(Collected data)
####################
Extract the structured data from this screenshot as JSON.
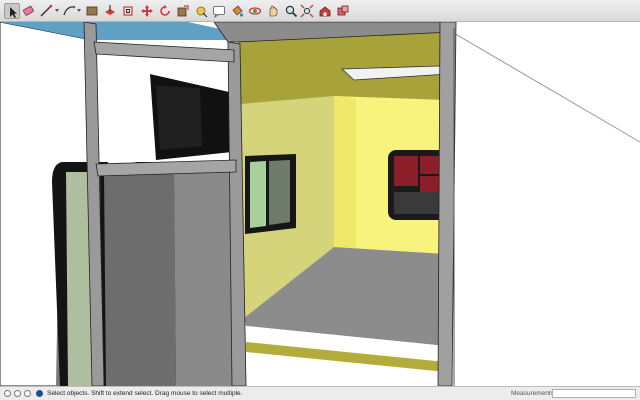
{
  "toolbar": {
    "tools": [
      {
        "name": "select-tool-icon",
        "active": true
      },
      {
        "name": "eraser-tool-icon"
      },
      {
        "name": "line-tool-icon"
      },
      {
        "name": "arc-tool-icon"
      },
      {
        "name": "rectangle-tool-icon"
      },
      {
        "name": "push-pull-tool-icon"
      },
      {
        "name": "offset-tool-icon"
      },
      {
        "name": "move-tool-icon"
      },
      {
        "name": "rotate-tool-icon"
      },
      {
        "name": "scale-tool-icon"
      },
      {
        "name": "tape-measure-tool-icon"
      },
      {
        "name": "text-tool-icon"
      },
      {
        "name": "paint-bucket-tool-icon"
      },
      {
        "name": "orbit-tool-icon"
      },
      {
        "name": "pan-tool-icon"
      },
      {
        "name": "zoom-tool-icon"
      },
      {
        "name": "zoom-extents-tool-icon"
      },
      {
        "name": "warehouse-tool-icon"
      },
      {
        "name": "extensions-tool-icon"
      }
    ],
    "accent_color": "#d03a3a"
  },
  "status": {
    "hint": "Select objects. Shift to extend select. Drag mouse to select multiple.",
    "measurements_label": "Measurements",
    "measurements_value": ""
  }
}
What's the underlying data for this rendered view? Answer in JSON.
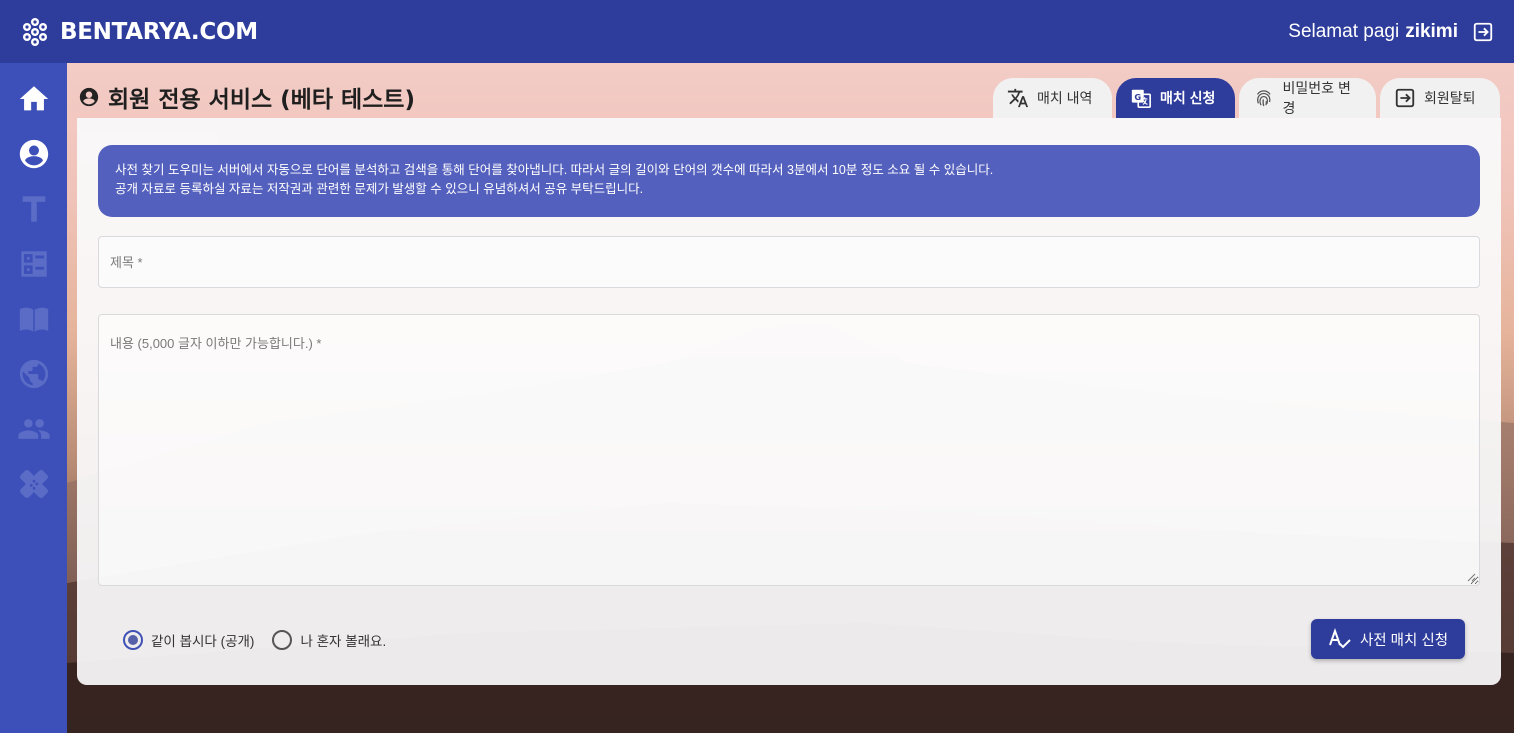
{
  "header": {
    "brand": "BENTARYA.COM",
    "greeting_prefix": "Selamat pagi",
    "username": "zikimi",
    "logout_icon": "logout-icon"
  },
  "sidebar": {
    "items": [
      {
        "name": "home",
        "icon": "home-icon"
      },
      {
        "name": "account",
        "icon": "account-circle-icon"
      },
      {
        "name": "text",
        "icon": "text-icon"
      },
      {
        "name": "dashboard",
        "icon": "list-grid-icon"
      },
      {
        "name": "book",
        "icon": "book-icon"
      },
      {
        "name": "globe",
        "icon": "globe-icon"
      },
      {
        "name": "people",
        "icon": "people-icon"
      },
      {
        "name": "bandage",
        "icon": "bandage-icon"
      }
    ]
  },
  "page": {
    "title": "회원 전용 서비스 (베타 테스트)"
  },
  "tabs": [
    {
      "label": "매치 내역",
      "icon": "translate-icon",
      "active": false
    },
    {
      "label": "매치 신청",
      "icon": "g-translate-icon",
      "active": true
    },
    {
      "label": "비밀번호 변경",
      "icon": "fingerprint-icon",
      "active": false
    },
    {
      "label": "회원탈퇴",
      "icon": "exit-icon",
      "active": false
    }
  ],
  "notice": {
    "line1": "사전 찾기 도우미는 서버에서 자동으로 단어를 분석하고 검색을 통해 단어를 찾아냅니다. 따라서 글의 길이와 단어의 갯수에 따라서 3분에서 10분 정도 소요 될 수 있습니다.",
    "line2": "공개 자료로 등록하실 자료는 저작권과 관련한 문제가 발생할 수 있으니 유념하셔서 공유 부탁드립니다."
  },
  "form": {
    "title_placeholder": "제목 *",
    "title_value": "",
    "body_placeholder": "내용 (5,000 글자 이하만 가능합니다.) *",
    "body_value": "",
    "radio_public": "같이 봅시다 (공개)",
    "radio_private": "나 혼자 볼래요.",
    "selected": "public",
    "submit_label": "사전 매치 신청"
  },
  "colors": {
    "primary": "#2e3c9b",
    "sidebar": "#3d4fb8",
    "notice": "#5460bd"
  }
}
####################
Copy every line of the data word for word, omitting the images.

Extract the structured data from this screenshot as JSON.
{
  "toolbar": {
    "tools": [
      {
        "name": "select-tool-icon",
        "active": true
      },
      {
        "name": "eraser-tool-icon"
      },
      {
        "name": "line-tool-icon"
      },
      {
        "name": "arc-tool-icon"
      },
      {
        "name": "rectangle-tool-icon"
      },
      {
        "name": "push-pull-tool-icon"
      },
      {
        "name": "offset-tool-icon"
      },
      {
        "name": "move-tool-icon"
      },
      {
        "name": "rotate-tool-icon"
      },
      {
        "name": "scale-tool-icon"
      },
      {
        "name": "tape-measure-tool-icon"
      },
      {
        "name": "text-tool-icon"
      },
      {
        "name": "paint-bucket-tool-icon"
      },
      {
        "name": "orbit-tool-icon"
      },
      {
        "name": "pan-tool-icon"
      },
      {
        "name": "zoom-tool-icon"
      },
      {
        "name": "zoom-extents-tool-icon"
      },
      {
        "name": "warehouse-tool-icon"
      },
      {
        "name": "extensions-tool-icon"
      }
    ],
    "accent_color": "#d03a3a"
  },
  "status": {
    "hint": "Select objects. Shift to extend select. Drag mouse to select multiple.",
    "measurements_label": "Measurements",
    "measurements_value": ""
  }
}
What's the underlying data for this rendered view? Answer in JSON.
{
  "header": {
    "brand": "BENTARYA.COM",
    "greeting_prefix": "Selamat pagi",
    "username": "zikimi",
    "logout_icon": "logout-icon"
  },
  "sidebar": {
    "items": [
      {
        "name": "home",
        "icon": "home-icon"
      },
      {
        "name": "account",
        "icon": "account-circle-icon"
      },
      {
        "name": "text",
        "icon": "text-icon"
      },
      {
        "name": "dashboard",
        "icon": "list-grid-icon"
      },
      {
        "name": "book",
        "icon": "book-icon"
      },
      {
        "name": "globe",
        "icon": "globe-icon"
      },
      {
        "name": "people",
        "icon": "people-icon"
      },
      {
        "name": "bandage",
        "icon": "bandage-icon"
      }
    ]
  },
  "page": {
    "title": "회원 전용 서비스 (베타 테스트)"
  },
  "tabs": [
    {
      "label": "매치 내역",
      "icon": "translate-icon",
      "active": false
    },
    {
      "label": "매치 신청",
      "icon": "g-translate-icon",
      "active": true
    },
    {
      "label": "비밀번호 변경",
      "icon": "fingerprint-icon",
      "active": false
    },
    {
      "label": "회원탈퇴",
      "icon": "exit-icon",
      "active": false
    }
  ],
  "notice": {
    "line1": "사전 찾기 도우미는 서버에서 자동으로 단어를 분석하고 검색을 통해 단어를 찾아냅니다. 따라서 글의 길이와 단어의 갯수에 따라서 3분에서 10분 정도 소요 될 수 있습니다.",
    "line2": "공개 자료로 등록하실 자료는 저작권과 관련한 문제가 발생할 수 있으니 유념하셔서 공유 부탁드립니다."
  },
  "form": {
    "title_placeholder": "제목 *",
    "title_value": "",
    "body_placeholder": "내용 (5,000 글자 이하만 가능합니다.) *",
    "body_value": "",
    "radio_public": "같이 봅시다 (공개)",
    "radio_private": "나 혼자 볼래요.",
    "selected": "public",
    "submit_label": "사전 매치 신청"
  },
  "colors": {
    "primary": "#2e3c9b",
    "sidebar": "#3d4fb8",
    "notice": "#5460bd"
  }
}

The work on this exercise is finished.